● EXERCISE INSTRUCTIONS
How many lines hold the string "screenshot"? Reply with the number alone.
## start DATA FOR PROCESSING
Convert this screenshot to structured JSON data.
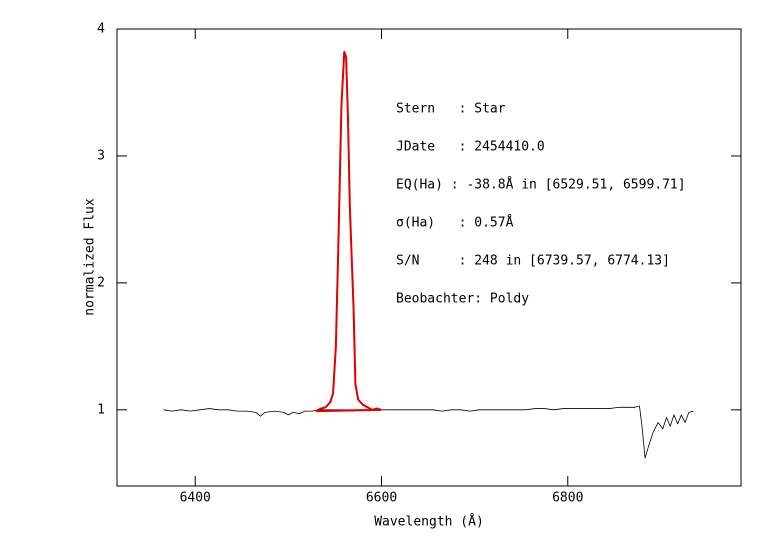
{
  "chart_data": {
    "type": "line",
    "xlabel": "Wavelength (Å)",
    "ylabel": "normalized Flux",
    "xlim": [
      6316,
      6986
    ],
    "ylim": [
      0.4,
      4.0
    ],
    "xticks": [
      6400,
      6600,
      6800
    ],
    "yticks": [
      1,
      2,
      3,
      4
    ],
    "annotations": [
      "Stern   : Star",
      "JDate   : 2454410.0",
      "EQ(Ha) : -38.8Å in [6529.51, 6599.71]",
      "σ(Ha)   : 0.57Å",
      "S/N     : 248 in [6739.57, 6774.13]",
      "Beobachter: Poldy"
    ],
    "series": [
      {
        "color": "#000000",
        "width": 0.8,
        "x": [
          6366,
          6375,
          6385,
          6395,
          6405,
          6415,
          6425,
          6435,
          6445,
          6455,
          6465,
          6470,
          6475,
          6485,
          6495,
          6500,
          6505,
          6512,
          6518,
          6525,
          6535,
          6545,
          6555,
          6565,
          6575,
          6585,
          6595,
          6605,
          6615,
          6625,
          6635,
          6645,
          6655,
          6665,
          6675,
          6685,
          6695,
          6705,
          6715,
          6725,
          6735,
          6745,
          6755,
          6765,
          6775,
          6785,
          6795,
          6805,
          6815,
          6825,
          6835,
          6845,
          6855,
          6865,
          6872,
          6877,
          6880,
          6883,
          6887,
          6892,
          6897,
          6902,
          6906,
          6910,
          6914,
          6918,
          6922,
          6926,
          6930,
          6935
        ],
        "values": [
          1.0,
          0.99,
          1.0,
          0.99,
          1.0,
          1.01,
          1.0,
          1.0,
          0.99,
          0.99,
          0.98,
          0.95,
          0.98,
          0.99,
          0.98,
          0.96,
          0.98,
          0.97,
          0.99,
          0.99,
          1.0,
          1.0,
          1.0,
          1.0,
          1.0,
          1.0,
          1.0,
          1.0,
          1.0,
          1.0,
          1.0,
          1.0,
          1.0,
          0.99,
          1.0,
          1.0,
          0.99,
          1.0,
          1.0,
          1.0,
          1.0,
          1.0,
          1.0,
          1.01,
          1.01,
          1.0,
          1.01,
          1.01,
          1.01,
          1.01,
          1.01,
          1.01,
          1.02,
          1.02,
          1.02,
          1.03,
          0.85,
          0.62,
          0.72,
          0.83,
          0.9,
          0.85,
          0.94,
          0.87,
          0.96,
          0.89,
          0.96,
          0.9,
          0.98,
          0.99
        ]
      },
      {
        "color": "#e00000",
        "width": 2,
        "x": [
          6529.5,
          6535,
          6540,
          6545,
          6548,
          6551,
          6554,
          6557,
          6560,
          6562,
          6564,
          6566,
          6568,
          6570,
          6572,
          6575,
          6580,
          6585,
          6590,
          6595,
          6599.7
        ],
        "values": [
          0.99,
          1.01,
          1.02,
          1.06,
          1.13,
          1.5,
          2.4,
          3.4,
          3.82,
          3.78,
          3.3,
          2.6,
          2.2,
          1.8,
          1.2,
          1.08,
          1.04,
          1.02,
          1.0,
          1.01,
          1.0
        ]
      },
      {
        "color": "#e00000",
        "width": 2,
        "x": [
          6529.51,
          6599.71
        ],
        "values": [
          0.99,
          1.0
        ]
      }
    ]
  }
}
## end DATA FOR PROCESSING
## start DATA FOR PROCESSING
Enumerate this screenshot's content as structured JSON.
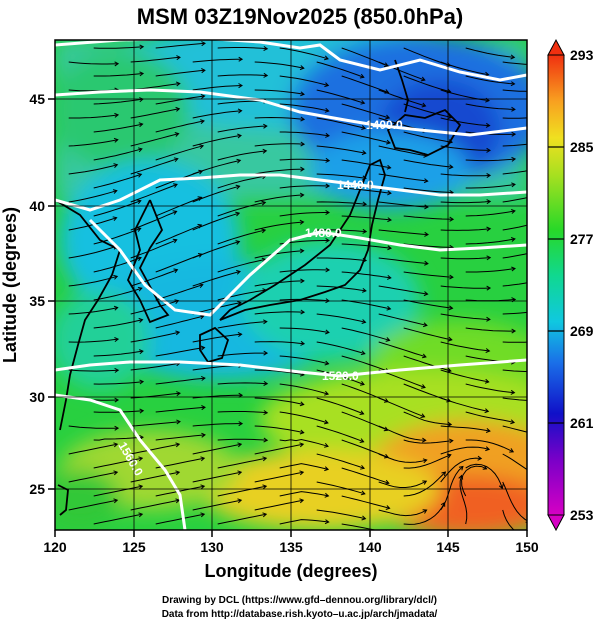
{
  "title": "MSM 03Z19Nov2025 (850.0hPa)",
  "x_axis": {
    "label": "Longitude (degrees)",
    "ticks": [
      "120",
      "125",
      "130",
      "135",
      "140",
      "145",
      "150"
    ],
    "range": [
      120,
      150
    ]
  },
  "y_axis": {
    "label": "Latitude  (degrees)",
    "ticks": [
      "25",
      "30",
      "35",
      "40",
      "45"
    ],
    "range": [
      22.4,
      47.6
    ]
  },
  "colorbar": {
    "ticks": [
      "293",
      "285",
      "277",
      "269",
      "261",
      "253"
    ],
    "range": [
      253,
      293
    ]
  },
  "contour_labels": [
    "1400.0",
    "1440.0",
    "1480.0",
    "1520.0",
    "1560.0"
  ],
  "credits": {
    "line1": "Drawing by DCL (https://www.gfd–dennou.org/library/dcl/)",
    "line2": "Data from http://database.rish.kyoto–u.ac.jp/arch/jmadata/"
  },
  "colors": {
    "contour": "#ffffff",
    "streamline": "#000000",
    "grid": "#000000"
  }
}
## end DATA FOR PROCESSING
● COMPLETE ANSWER
2